>> begin Material to process

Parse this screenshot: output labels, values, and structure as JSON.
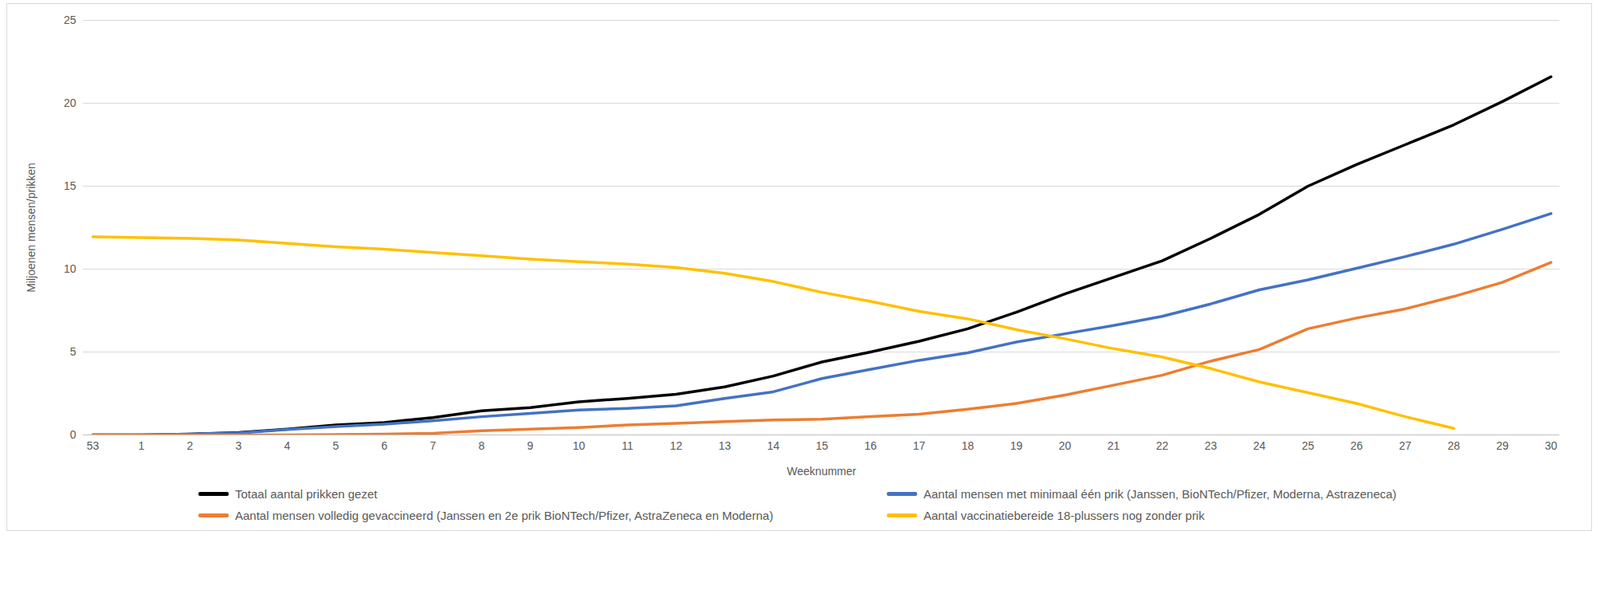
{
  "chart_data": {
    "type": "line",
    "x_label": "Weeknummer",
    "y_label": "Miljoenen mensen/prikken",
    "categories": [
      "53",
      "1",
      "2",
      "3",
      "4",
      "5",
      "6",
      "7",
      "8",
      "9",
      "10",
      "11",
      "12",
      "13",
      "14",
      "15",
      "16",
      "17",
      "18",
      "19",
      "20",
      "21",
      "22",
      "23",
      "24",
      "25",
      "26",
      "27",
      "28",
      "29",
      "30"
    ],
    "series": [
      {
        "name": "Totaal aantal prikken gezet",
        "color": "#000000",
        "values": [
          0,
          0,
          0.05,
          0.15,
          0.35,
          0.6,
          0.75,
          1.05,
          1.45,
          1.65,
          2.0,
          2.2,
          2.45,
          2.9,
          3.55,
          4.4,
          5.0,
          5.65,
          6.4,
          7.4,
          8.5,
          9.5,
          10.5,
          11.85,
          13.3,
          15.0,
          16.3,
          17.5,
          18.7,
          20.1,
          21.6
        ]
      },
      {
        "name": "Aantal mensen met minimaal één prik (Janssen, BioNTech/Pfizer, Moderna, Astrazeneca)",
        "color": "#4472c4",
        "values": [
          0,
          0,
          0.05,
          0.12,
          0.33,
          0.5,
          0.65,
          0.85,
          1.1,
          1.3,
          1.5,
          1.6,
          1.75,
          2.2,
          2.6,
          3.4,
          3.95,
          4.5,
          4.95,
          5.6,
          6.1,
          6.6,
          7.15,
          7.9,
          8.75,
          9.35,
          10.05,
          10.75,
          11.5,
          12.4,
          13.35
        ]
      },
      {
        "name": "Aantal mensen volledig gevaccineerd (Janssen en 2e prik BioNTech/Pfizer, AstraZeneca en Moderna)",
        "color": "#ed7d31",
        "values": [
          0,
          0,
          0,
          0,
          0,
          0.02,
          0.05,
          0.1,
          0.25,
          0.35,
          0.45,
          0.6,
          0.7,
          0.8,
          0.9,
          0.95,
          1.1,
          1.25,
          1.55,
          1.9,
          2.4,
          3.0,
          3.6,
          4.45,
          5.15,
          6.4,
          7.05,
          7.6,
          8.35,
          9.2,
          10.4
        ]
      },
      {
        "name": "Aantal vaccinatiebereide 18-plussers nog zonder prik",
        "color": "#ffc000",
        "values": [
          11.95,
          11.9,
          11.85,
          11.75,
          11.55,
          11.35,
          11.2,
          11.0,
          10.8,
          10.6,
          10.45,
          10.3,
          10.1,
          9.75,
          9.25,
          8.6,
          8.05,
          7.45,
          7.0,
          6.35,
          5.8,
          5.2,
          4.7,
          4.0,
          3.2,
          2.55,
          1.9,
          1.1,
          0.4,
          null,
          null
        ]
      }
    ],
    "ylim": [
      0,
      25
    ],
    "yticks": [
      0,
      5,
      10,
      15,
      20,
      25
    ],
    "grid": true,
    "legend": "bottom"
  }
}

>> end Material to process

== Task statement ==
Copy each line holding the word "Janssen" from the listing above.

== Solved problem ==
        "name": "Aantal mensen met minimaal één prik (Janssen, BioNTech/Pfizer, Moderna, Astrazeneca)",
        "name": "Aantal mensen volledig gevaccineerd (Janssen en 2e prik BioNTech/Pfizer, AstraZeneca en Moderna)",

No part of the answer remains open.